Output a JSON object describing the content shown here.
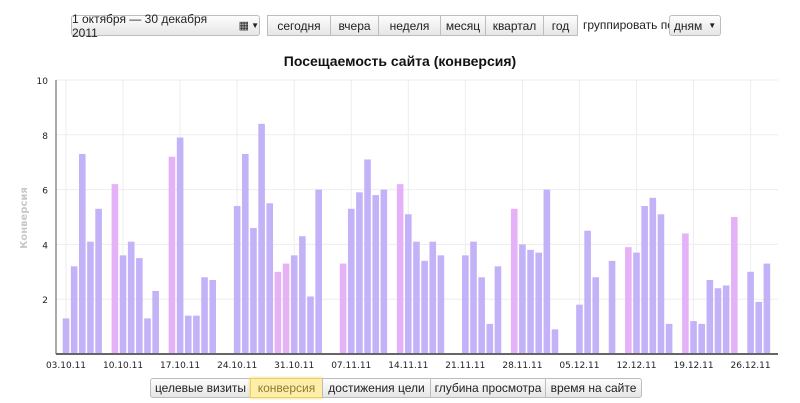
{
  "toolbar": {
    "date_range": "1 октября — 30 декабря 2011",
    "periods": [
      "сегодня",
      "вчера",
      "неделя",
      "месяц",
      "квартал",
      "год"
    ],
    "group_by_label": "группировать по",
    "group_by_value": "дням"
  },
  "tabs": [
    {
      "label": "целевые визиты",
      "active": false
    },
    {
      "label": "конверсия",
      "active": true
    },
    {
      "label": "достижения цели",
      "active": false
    },
    {
      "label": "глубина просмотра",
      "active": false
    },
    {
      "label": "время на сайте",
      "active": false
    }
  ],
  "chart_data": {
    "type": "bar",
    "title": "Посещаемость сайта (конверсия)",
    "ylabel": "Конверсия",
    "xlabel": "",
    "ylim": [
      0,
      10
    ],
    "yticks": [
      "2",
      "4",
      "6",
      "8",
      "10"
    ],
    "xticks": [
      "03.10.11",
      "10.10.11",
      "17.10.11",
      "24.10.11",
      "31.10.11",
      "07.11.11",
      "14.11.11",
      "21.11.11",
      "28.11.11",
      "05.12.11",
      "12.12.11",
      "19.12.11",
      "26.12.11"
    ],
    "grid": true,
    "colors": {
      "normal": "#c3b2f7",
      "highlight": "#e6b2f7"
    },
    "bars": [
      {
        "date": "03.10.11",
        "value": 1.3
      },
      {
        "date": "04.10.11",
        "value": 3.2
      },
      {
        "date": "05.10.11",
        "value": 7.3
      },
      {
        "date": "06.10.11",
        "value": 4.1
      },
      {
        "date": "07.10.11",
        "value": 5.3
      },
      {
        "date": "09.10.11",
        "value": 6.2,
        "highlight": true
      },
      {
        "date": "10.10.11",
        "value": 3.6
      },
      {
        "date": "11.10.11",
        "value": 4.1
      },
      {
        "date": "12.10.11",
        "value": 3.5
      },
      {
        "date": "13.10.11",
        "value": 1.3
      },
      {
        "date": "14.10.11",
        "value": 2.3
      },
      {
        "date": "16.10.11",
        "value": 7.2,
        "highlight": true
      },
      {
        "date": "17.10.11",
        "value": 7.9
      },
      {
        "date": "18.10.11",
        "value": 1.4
      },
      {
        "date": "19.10.11",
        "value": 1.4
      },
      {
        "date": "20.10.11",
        "value": 2.8
      },
      {
        "date": "21.10.11",
        "value": 2.7
      },
      {
        "date": "24.10.11",
        "value": 5.4
      },
      {
        "date": "25.10.11",
        "value": 7.3
      },
      {
        "date": "26.10.11",
        "value": 4.6
      },
      {
        "date": "27.10.11",
        "value": 8.4
      },
      {
        "date": "28.10.11",
        "value": 5.5
      },
      {
        "date": "29.10.11",
        "value": 3.0,
        "highlight": true
      },
      {
        "date": "30.10.11",
        "value": 3.3,
        "highlight": true
      },
      {
        "date": "31.10.11",
        "value": 3.6
      },
      {
        "date": "01.11.11",
        "value": 4.3
      },
      {
        "date": "02.11.11",
        "value": 2.1
      },
      {
        "date": "03.11.11",
        "value": 6.0
      },
      {
        "date": "06.11.11",
        "value": 3.3,
        "highlight": true
      },
      {
        "date": "07.11.11",
        "value": 5.3
      },
      {
        "date": "08.11.11",
        "value": 5.9
      },
      {
        "date": "09.11.11",
        "value": 7.1
      },
      {
        "date": "10.11.11",
        "value": 5.8
      },
      {
        "date": "11.11.11",
        "value": 6.0
      },
      {
        "date": "13.11.11",
        "value": 6.2,
        "highlight": true
      },
      {
        "date": "14.11.11",
        "value": 5.1
      },
      {
        "date": "15.11.11",
        "value": 4.1
      },
      {
        "date": "16.11.11",
        "value": 3.4
      },
      {
        "date": "17.11.11",
        "value": 4.1
      },
      {
        "date": "18.11.11",
        "value": 3.6
      },
      {
        "date": "21.11.11",
        "value": 3.6
      },
      {
        "date": "22.11.11",
        "value": 4.1
      },
      {
        "date": "23.11.11",
        "value": 2.8
      },
      {
        "date": "24.11.11",
        "value": 1.1
      },
      {
        "date": "25.11.11",
        "value": 3.2
      },
      {
        "date": "27.11.11",
        "value": 5.3,
        "highlight": true
      },
      {
        "date": "28.11.11",
        "value": 4.0
      },
      {
        "date": "29.11.11",
        "value": 3.8
      },
      {
        "date": "30.11.11",
        "value": 3.7
      },
      {
        "date": "01.12.11",
        "value": 6.0
      },
      {
        "date": "02.12.11",
        "value": 0.9
      },
      {
        "date": "05.12.11",
        "value": 1.8
      },
      {
        "date": "06.12.11",
        "value": 4.5
      },
      {
        "date": "07.12.11",
        "value": 2.8
      },
      {
        "date": "09.12.11",
        "value": 3.4
      },
      {
        "date": "11.12.11",
        "value": 3.9,
        "highlight": true
      },
      {
        "date": "12.12.11",
        "value": 3.7
      },
      {
        "date": "13.12.11",
        "value": 5.4
      },
      {
        "date": "14.12.11",
        "value": 5.7
      },
      {
        "date": "15.12.11",
        "value": 5.1
      },
      {
        "date": "16.12.11",
        "value": 1.1
      },
      {
        "date": "18.12.11",
        "value": 4.4,
        "highlight": true
      },
      {
        "date": "19.12.11",
        "value": 1.2
      },
      {
        "date": "20.12.11",
        "value": 1.1
      },
      {
        "date": "21.12.11",
        "value": 2.7
      },
      {
        "date": "22.12.11",
        "value": 2.4
      },
      {
        "date": "23.12.11",
        "value": 2.5
      },
      {
        "date": "24.12.11",
        "value": 5.0,
        "highlight": true
      },
      {
        "date": "26.12.11",
        "value": 3.0
      },
      {
        "date": "27.12.11",
        "value": 1.9
      },
      {
        "date": "28.12.11",
        "value": 3.3
      }
    ]
  }
}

* * * * * * * * *

■ SET TASK
Transcribe the listing above verbatim. Omit the pictures.

■ OUTPUT OF THE TASK
Output a JSON object describing the content shown here.
{
  "toolbar": {
    "date_range": "1 октября — 30 декабря 2011",
    "periods": [
      "сегодня",
      "вчера",
      "неделя",
      "месяц",
      "квартал",
      "год"
    ],
    "group_by_label": "группировать по",
    "group_by_value": "дням"
  },
  "tabs": [
    {
      "label": "целевые визиты",
      "active": false
    },
    {
      "label": "конверсия",
      "active": true
    },
    {
      "label": "достижения цели",
      "active": false
    },
    {
      "label": "глубина просмотра",
      "active": false
    },
    {
      "label": "время на сайте",
      "active": false
    }
  ],
  "chart_data": {
    "type": "bar",
    "title": "Посещаемость сайта (конверсия)",
    "ylabel": "Конверсия",
    "xlabel": "",
    "ylim": [
      0,
      10
    ],
    "yticks": [
      "2",
      "4",
      "6",
      "8",
      "10"
    ],
    "xticks": [
      "03.10.11",
      "10.10.11",
      "17.10.11",
      "24.10.11",
      "31.10.11",
      "07.11.11",
      "14.11.11",
      "21.11.11",
      "28.11.11",
      "05.12.11",
      "12.12.11",
      "19.12.11",
      "26.12.11"
    ],
    "grid": true,
    "colors": {
      "normal": "#c3b2f7",
      "highlight": "#e6b2f7"
    },
    "bars": [
      {
        "date": "03.10.11",
        "value": 1.3
      },
      {
        "date": "04.10.11",
        "value": 3.2
      },
      {
        "date": "05.10.11",
        "value": 7.3
      },
      {
        "date": "06.10.11",
        "value": 4.1
      },
      {
        "date": "07.10.11",
        "value": 5.3
      },
      {
        "date": "09.10.11",
        "value": 6.2,
        "highlight": true
      },
      {
        "date": "10.10.11",
        "value": 3.6
      },
      {
        "date": "11.10.11",
        "value": 4.1
      },
      {
        "date": "12.10.11",
        "value": 3.5
      },
      {
        "date": "13.10.11",
        "value": 1.3
      },
      {
        "date": "14.10.11",
        "value": 2.3
      },
      {
        "date": "16.10.11",
        "value": 7.2,
        "highlight": true
      },
      {
        "date": "17.10.11",
        "value": 7.9
      },
      {
        "date": "18.10.11",
        "value": 1.4
      },
      {
        "date": "19.10.11",
        "value": 1.4
      },
      {
        "date": "20.10.11",
        "value": 2.8
      },
      {
        "date": "21.10.11",
        "value": 2.7
      },
      {
        "date": "24.10.11",
        "value": 5.4
      },
      {
        "date": "25.10.11",
        "value": 7.3
      },
      {
        "date": "26.10.11",
        "value": 4.6
      },
      {
        "date": "27.10.11",
        "value": 8.4
      },
      {
        "date": "28.10.11",
        "value": 5.5
      },
      {
        "date": "29.10.11",
        "value": 3.0,
        "highlight": true
      },
      {
        "date": "30.10.11",
        "value": 3.3,
        "highlight": true
      },
      {
        "date": "31.10.11",
        "value": 3.6
      },
      {
        "date": "01.11.11",
        "value": 4.3
      },
      {
        "date": "02.11.11",
        "value": 2.1
      },
      {
        "date": "03.11.11",
        "value": 6.0
      },
      {
        "date": "06.11.11",
        "value": 3.3,
        "highlight": true
      },
      {
        "date": "07.11.11",
        "value": 5.3
      },
      {
        "date": "08.11.11",
        "value": 5.9
      },
      {
        "date": "09.11.11",
        "value": 7.1
      },
      {
        "date": "10.11.11",
        "value": 5.8
      },
      {
        "date": "11.11.11",
        "value": 6.0
      },
      {
        "date": "13.11.11",
        "value": 6.2,
        "highlight": true
      },
      {
        "date": "14.11.11",
        "value": 5.1
      },
      {
        "date": "15.11.11",
        "value": 4.1
      },
      {
        "date": "16.11.11",
        "value": 3.4
      },
      {
        "date": "17.11.11",
        "value": 4.1
      },
      {
        "date": "18.11.11",
        "value": 3.6
      },
      {
        "date": "21.11.11",
        "value": 3.6
      },
      {
        "date": "22.11.11",
        "value": 4.1
      },
      {
        "date": "23.11.11",
        "value": 2.8
      },
      {
        "date": "24.11.11",
        "value": 1.1
      },
      {
        "date": "25.11.11",
        "value": 3.2
      },
      {
        "date": "27.11.11",
        "value": 5.3,
        "highlight": true
      },
      {
        "date": "28.11.11",
        "value": 4.0
      },
      {
        "date": "29.11.11",
        "value": 3.8
      },
      {
        "date": "30.11.11",
        "value": 3.7
      },
      {
        "date": "01.12.11",
        "value": 6.0
      },
      {
        "date": "02.12.11",
        "value": 0.9
      },
      {
        "date": "05.12.11",
        "value": 1.8
      },
      {
        "date": "06.12.11",
        "value": 4.5
      },
      {
        "date": "07.12.11",
        "value": 2.8
      },
      {
        "date": "09.12.11",
        "value": 3.4
      },
      {
        "date": "11.12.11",
        "value": 3.9,
        "highlight": true
      },
      {
        "date": "12.12.11",
        "value": 3.7
      },
      {
        "date": "13.12.11",
        "value": 5.4
      },
      {
        "date": "14.12.11",
        "value": 5.7
      },
      {
        "date": "15.12.11",
        "value": 5.1
      },
      {
        "date": "16.12.11",
        "value": 1.1
      },
      {
        "date": "18.12.11",
        "value": 4.4,
        "highlight": true
      },
      {
        "date": "19.12.11",
        "value": 1.2
      },
      {
        "date": "20.12.11",
        "value": 1.1
      },
      {
        "date": "21.12.11",
        "value": 2.7
      },
      {
        "date": "22.12.11",
        "value": 2.4
      },
      {
        "date": "23.12.11",
        "value": 2.5
      },
      {
        "date": "24.12.11",
        "value": 5.0,
        "highlight": true
      },
      {
        "date": "26.12.11",
        "value": 3.0
      },
      {
        "date": "27.12.11",
        "value": 1.9
      },
      {
        "date": "28.12.11",
        "value": 3.3
      }
    ]
  }
}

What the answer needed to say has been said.